**Direction:** Copy all of the material below exactly.
====== Data section ======
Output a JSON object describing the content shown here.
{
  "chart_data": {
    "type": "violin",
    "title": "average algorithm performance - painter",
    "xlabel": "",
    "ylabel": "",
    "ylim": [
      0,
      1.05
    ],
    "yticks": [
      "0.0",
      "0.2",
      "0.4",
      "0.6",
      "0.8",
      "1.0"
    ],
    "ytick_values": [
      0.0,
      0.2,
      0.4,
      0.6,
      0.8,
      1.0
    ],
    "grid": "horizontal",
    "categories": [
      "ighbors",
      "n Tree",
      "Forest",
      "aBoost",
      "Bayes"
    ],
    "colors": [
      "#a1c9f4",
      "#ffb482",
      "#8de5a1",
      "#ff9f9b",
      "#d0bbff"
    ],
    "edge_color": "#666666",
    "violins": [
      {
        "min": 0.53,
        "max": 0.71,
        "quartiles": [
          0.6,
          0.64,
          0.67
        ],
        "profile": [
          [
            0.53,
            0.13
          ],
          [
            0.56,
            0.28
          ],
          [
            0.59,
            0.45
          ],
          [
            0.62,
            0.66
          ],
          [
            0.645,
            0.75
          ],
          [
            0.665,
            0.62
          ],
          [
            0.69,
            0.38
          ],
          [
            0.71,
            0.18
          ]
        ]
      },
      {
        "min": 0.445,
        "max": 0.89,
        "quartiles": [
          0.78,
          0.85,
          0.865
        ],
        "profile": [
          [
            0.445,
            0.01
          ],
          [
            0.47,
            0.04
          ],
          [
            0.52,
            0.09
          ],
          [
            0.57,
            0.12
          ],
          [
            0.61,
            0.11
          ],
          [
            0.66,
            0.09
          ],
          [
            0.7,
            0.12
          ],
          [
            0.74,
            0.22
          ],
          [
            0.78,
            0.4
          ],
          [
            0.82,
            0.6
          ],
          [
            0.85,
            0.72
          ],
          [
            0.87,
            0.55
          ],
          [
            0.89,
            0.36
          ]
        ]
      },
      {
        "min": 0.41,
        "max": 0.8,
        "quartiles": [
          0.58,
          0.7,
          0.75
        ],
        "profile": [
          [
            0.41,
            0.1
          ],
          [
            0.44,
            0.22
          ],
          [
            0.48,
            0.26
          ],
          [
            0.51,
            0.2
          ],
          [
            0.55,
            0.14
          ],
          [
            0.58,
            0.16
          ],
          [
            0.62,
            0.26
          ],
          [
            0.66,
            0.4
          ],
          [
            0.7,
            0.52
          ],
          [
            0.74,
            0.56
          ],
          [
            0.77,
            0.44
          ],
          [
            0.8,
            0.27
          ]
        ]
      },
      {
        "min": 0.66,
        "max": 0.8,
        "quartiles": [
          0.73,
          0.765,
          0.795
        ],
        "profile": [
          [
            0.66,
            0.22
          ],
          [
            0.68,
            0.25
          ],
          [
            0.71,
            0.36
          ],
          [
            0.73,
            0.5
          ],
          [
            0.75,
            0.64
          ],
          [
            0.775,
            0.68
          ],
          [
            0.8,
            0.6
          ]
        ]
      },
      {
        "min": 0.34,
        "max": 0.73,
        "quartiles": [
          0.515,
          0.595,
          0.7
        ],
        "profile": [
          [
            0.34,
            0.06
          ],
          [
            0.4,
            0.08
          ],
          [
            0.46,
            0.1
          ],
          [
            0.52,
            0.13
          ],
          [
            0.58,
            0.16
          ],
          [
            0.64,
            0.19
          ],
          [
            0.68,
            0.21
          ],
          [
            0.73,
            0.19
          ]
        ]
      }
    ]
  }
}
======
**Result of the exercise:**
Output a JSON object describing the content shown here.
{
  "chart_data": {
    "type": "violin",
    "title": "average algorithm performance - painter",
    "xlabel": "",
    "ylabel": "",
    "ylim": [
      0,
      1.05
    ],
    "yticks": [
      "0.0",
      "0.2",
      "0.4",
      "0.6",
      "0.8",
      "1.0"
    ],
    "ytick_values": [
      0.0,
      0.2,
      0.4,
      0.6,
      0.8,
      1.0
    ],
    "grid": "horizontal",
    "categories": [
      "ighbors",
      "n Tree",
      "Forest",
      "aBoost",
      "Bayes"
    ],
    "colors": [
      "#a1c9f4",
      "#ffb482",
      "#8de5a1",
      "#ff9f9b",
      "#d0bbff"
    ],
    "edge_color": "#666666",
    "violins": [
      {
        "min": 0.53,
        "max": 0.71,
        "quartiles": [
          0.6,
          0.64,
          0.67
        ],
        "profile": [
          [
            0.53,
            0.13
          ],
          [
            0.56,
            0.28
          ],
          [
            0.59,
            0.45
          ],
          [
            0.62,
            0.66
          ],
          [
            0.645,
            0.75
          ],
          [
            0.665,
            0.62
          ],
          [
            0.69,
            0.38
          ],
          [
            0.71,
            0.18
          ]
        ]
      },
      {
        "min": 0.445,
        "max": 0.89,
        "quartiles": [
          0.78,
          0.85,
          0.865
        ],
        "profile": [
          [
            0.445,
            0.01
          ],
          [
            0.47,
            0.04
          ],
          [
            0.52,
            0.09
          ],
          [
            0.57,
            0.12
          ],
          [
            0.61,
            0.11
          ],
          [
            0.66,
            0.09
          ],
          [
            0.7,
            0.12
          ],
          [
            0.74,
            0.22
          ],
          [
            0.78,
            0.4
          ],
          [
            0.82,
            0.6
          ],
          [
            0.85,
            0.72
          ],
          [
            0.87,
            0.55
          ],
          [
            0.89,
            0.36
          ]
        ]
      },
      {
        "min": 0.41,
        "max": 0.8,
        "quartiles": [
          0.58,
          0.7,
          0.75
        ],
        "profile": [
          [
            0.41,
            0.1
          ],
          [
            0.44,
            0.22
          ],
          [
            0.48,
            0.26
          ],
          [
            0.51,
            0.2
          ],
          [
            0.55,
            0.14
          ],
          [
            0.58,
            0.16
          ],
          [
            0.62,
            0.26
          ],
          [
            0.66,
            0.4
          ],
          [
            0.7,
            0.52
          ],
          [
            0.74,
            0.56
          ],
          [
            0.77,
            0.44
          ],
          [
            0.8,
            0.27
          ]
        ]
      },
      {
        "min": 0.66,
        "max": 0.8,
        "quartiles": [
          0.73,
          0.765,
          0.795
        ],
        "profile": [
          [
            0.66,
            0.22
          ],
          [
            0.68,
            0.25
          ],
          [
            0.71,
            0.36
          ],
          [
            0.73,
            0.5
          ],
          [
            0.75,
            0.64
          ],
          [
            0.775,
            0.68
          ],
          [
            0.8,
            0.6
          ]
        ]
      },
      {
        "min": 0.34,
        "max": 0.73,
        "quartiles": [
          0.515,
          0.595,
          0.7
        ],
        "profile": [
          [
            0.34,
            0.06
          ],
          [
            0.4,
            0.08
          ],
          [
            0.46,
            0.1
          ],
          [
            0.52,
            0.13
          ],
          [
            0.58,
            0.16
          ],
          [
            0.64,
            0.19
          ],
          [
            0.68,
            0.21
          ],
          [
            0.73,
            0.19
          ]
        ]
      }
    ]
  }
}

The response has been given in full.